[Source data]
***

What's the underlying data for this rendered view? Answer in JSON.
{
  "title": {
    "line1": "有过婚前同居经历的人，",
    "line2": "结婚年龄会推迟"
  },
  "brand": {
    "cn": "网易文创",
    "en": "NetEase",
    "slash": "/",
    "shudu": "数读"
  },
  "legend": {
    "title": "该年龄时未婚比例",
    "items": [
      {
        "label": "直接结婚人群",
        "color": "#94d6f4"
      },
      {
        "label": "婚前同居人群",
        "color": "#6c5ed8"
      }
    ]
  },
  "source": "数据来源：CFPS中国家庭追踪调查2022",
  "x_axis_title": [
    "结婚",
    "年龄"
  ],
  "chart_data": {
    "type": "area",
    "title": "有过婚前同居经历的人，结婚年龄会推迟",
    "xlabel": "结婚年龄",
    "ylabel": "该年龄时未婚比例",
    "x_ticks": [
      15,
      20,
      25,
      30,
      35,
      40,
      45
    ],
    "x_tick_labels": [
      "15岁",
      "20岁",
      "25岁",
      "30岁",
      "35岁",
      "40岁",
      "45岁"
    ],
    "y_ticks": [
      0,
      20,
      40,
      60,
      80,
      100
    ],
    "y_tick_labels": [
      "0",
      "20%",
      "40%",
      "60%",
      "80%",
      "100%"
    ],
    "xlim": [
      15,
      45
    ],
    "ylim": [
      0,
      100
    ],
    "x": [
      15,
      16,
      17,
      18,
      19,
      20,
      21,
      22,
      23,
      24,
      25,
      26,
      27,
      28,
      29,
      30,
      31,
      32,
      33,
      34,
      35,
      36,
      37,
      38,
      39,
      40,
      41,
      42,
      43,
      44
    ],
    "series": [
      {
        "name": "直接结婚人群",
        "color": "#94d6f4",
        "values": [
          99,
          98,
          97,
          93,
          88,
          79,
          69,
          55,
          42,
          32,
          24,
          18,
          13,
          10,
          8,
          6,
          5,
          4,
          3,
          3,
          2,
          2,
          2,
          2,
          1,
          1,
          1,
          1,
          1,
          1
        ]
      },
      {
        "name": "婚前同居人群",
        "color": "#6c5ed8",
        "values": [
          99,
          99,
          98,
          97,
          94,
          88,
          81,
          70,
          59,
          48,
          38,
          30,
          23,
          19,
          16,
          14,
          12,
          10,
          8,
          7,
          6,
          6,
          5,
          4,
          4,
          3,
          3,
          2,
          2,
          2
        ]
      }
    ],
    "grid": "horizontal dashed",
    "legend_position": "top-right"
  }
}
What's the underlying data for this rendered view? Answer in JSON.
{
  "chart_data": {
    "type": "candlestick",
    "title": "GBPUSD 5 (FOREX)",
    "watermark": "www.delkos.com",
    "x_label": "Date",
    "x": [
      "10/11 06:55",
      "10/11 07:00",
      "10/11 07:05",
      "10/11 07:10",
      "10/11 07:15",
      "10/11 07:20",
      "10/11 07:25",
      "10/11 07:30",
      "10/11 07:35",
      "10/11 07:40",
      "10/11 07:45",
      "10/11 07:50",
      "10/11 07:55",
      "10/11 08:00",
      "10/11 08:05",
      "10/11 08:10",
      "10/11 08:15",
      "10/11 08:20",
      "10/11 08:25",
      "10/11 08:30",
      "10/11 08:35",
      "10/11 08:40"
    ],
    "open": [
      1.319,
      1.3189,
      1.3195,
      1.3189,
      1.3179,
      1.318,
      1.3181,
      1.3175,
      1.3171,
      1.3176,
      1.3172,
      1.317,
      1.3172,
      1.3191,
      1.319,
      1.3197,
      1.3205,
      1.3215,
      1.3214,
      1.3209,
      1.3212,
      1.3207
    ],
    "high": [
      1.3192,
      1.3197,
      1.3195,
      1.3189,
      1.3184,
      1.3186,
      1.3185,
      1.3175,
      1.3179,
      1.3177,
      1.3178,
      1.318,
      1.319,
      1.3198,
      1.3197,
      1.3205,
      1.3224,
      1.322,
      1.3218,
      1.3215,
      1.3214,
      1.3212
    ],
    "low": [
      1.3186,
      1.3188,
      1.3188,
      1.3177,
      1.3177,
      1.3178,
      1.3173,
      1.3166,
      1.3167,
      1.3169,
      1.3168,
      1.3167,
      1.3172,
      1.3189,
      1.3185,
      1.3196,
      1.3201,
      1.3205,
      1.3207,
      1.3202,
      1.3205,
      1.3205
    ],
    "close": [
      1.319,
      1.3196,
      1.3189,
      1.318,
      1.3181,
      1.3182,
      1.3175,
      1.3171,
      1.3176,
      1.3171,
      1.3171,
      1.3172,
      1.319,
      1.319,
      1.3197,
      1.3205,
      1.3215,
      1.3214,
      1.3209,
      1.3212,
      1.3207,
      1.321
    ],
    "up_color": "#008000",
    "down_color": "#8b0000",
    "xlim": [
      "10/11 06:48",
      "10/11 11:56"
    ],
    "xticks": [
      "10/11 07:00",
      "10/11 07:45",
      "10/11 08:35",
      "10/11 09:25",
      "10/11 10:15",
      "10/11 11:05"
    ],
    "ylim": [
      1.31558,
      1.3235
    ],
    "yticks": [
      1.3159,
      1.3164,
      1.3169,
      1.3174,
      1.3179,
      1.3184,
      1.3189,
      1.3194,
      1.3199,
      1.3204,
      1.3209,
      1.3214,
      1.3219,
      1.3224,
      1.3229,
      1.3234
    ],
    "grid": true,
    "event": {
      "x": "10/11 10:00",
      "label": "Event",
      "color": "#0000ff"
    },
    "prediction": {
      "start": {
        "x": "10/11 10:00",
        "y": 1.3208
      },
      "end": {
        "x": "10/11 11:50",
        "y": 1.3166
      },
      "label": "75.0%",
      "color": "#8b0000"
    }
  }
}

***

- **Goal of the exercise**
What is the number of lines containing "有过婚前同居经历的人"? Give that number only.

- **Exercise output**
2